■ Required task
Scan the entries for the string "СмерN" and give the number of lines that have it, nothing further.

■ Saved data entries

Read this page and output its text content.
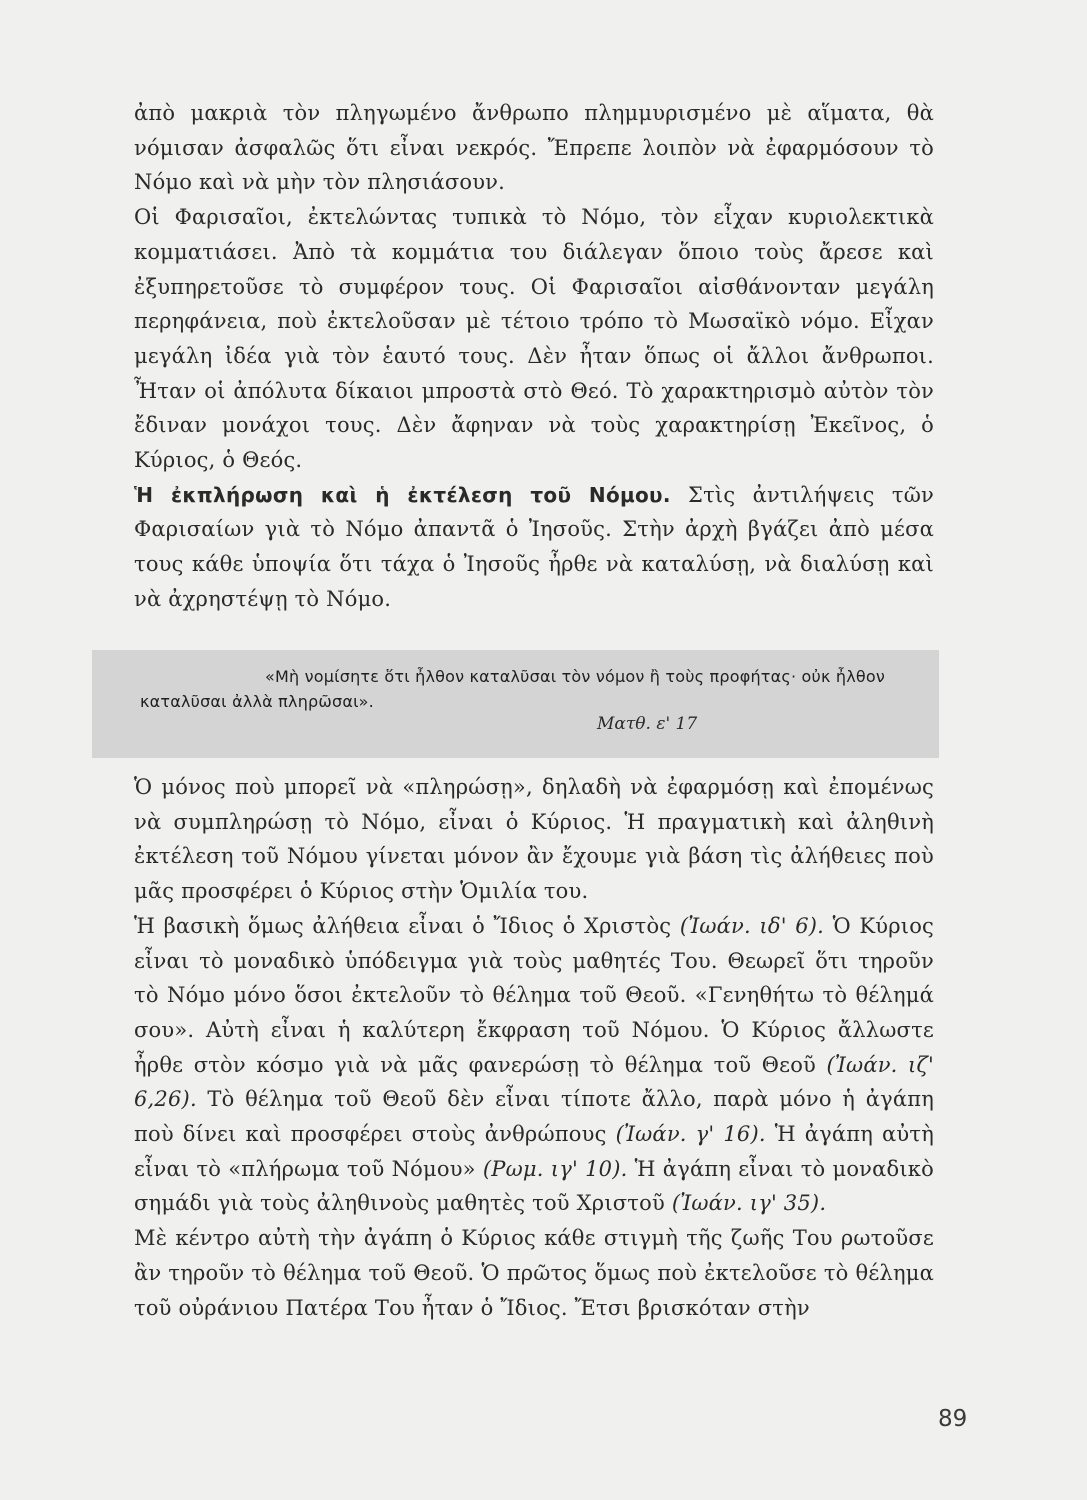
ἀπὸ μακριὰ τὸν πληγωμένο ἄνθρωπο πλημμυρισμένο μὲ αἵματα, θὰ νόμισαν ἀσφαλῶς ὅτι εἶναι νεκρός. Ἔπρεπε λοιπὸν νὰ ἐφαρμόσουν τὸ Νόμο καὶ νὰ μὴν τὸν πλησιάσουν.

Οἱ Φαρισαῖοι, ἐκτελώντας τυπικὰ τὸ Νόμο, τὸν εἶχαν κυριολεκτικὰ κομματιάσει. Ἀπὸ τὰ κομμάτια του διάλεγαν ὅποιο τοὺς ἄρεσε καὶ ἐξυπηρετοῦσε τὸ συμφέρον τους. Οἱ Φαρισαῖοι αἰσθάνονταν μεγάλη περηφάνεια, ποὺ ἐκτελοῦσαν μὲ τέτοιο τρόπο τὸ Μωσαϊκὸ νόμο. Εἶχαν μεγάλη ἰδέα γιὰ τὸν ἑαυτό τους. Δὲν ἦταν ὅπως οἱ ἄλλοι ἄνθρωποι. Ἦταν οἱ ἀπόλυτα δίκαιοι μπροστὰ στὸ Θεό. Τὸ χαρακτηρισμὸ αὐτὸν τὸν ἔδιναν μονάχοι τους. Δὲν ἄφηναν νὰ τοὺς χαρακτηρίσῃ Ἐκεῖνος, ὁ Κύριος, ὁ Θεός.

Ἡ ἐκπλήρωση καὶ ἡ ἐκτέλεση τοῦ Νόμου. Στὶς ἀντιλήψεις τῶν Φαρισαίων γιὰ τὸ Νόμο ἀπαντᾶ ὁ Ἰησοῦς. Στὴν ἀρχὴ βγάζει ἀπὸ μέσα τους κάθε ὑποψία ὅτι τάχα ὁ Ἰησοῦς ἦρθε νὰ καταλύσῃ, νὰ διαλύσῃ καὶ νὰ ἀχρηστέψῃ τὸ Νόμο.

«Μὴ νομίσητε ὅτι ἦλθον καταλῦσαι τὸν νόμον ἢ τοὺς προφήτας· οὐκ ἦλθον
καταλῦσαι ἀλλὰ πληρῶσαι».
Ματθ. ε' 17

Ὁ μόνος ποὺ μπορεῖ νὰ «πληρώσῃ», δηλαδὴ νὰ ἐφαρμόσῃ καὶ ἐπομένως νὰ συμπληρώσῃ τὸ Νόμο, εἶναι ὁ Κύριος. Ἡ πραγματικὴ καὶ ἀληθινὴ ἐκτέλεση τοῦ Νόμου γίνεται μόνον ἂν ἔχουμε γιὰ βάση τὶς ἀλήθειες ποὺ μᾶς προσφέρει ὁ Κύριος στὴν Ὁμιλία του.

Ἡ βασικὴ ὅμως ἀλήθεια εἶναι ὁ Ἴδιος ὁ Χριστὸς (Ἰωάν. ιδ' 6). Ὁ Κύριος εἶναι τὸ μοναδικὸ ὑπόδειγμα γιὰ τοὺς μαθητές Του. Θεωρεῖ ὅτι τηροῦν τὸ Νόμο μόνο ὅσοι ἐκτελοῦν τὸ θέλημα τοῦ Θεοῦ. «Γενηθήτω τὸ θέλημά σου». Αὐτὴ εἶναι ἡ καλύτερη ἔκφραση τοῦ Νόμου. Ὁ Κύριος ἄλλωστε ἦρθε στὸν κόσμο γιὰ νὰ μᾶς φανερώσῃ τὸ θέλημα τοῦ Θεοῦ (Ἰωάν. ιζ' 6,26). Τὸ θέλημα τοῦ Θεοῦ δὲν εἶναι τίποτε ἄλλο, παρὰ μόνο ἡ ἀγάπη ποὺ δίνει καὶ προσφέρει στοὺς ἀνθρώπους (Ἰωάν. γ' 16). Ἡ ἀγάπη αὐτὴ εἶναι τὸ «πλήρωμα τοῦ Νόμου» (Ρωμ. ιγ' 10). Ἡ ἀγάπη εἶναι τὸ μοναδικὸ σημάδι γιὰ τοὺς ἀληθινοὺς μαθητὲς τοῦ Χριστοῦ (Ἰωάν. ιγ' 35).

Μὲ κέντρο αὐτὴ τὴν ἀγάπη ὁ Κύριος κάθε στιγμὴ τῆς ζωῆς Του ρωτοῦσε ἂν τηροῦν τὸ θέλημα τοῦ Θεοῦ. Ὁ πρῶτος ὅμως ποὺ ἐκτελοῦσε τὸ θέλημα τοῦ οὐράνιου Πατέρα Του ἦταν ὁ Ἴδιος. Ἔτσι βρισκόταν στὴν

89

==

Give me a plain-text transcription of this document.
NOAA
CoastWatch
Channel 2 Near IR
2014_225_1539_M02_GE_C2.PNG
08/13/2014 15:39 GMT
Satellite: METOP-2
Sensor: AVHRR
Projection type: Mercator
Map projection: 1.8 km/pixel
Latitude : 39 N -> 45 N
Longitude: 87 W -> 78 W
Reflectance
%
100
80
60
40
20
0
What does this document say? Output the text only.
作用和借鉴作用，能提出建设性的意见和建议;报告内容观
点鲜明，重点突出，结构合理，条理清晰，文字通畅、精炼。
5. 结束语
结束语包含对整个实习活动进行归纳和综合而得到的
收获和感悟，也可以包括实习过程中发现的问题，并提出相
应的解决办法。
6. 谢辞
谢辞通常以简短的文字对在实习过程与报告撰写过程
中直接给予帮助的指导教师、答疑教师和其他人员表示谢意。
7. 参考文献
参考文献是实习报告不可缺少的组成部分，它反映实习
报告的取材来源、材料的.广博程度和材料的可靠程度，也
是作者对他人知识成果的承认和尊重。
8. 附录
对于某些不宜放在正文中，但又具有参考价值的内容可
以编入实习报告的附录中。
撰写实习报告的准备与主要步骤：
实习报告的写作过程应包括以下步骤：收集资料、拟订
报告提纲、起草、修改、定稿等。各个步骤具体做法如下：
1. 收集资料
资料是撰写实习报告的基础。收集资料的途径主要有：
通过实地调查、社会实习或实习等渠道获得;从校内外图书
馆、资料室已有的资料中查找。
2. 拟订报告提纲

==

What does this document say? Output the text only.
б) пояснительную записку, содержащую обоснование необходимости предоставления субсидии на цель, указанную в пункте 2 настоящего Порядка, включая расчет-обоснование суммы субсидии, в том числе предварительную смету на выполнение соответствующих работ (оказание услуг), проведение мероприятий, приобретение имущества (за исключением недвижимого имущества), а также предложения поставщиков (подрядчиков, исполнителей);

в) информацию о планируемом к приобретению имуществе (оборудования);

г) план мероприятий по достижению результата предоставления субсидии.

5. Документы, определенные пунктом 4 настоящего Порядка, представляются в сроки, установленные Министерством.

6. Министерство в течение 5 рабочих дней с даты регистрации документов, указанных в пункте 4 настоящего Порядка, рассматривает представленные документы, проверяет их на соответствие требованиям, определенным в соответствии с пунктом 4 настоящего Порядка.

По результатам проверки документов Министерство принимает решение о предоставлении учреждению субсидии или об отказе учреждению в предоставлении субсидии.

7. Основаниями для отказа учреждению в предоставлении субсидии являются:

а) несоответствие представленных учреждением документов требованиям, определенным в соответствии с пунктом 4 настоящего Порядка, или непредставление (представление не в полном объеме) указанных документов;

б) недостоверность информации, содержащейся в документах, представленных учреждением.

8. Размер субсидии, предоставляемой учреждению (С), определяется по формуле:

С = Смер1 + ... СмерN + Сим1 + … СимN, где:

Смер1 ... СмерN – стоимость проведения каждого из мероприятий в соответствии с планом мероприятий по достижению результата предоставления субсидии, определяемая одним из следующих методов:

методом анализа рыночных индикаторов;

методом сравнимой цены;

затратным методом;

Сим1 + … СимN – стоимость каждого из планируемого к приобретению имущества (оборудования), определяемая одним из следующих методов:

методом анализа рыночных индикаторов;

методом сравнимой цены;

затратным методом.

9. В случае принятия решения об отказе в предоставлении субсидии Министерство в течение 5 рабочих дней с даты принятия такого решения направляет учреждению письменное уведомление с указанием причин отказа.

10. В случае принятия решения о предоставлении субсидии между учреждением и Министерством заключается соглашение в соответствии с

■ Result of the exercise
2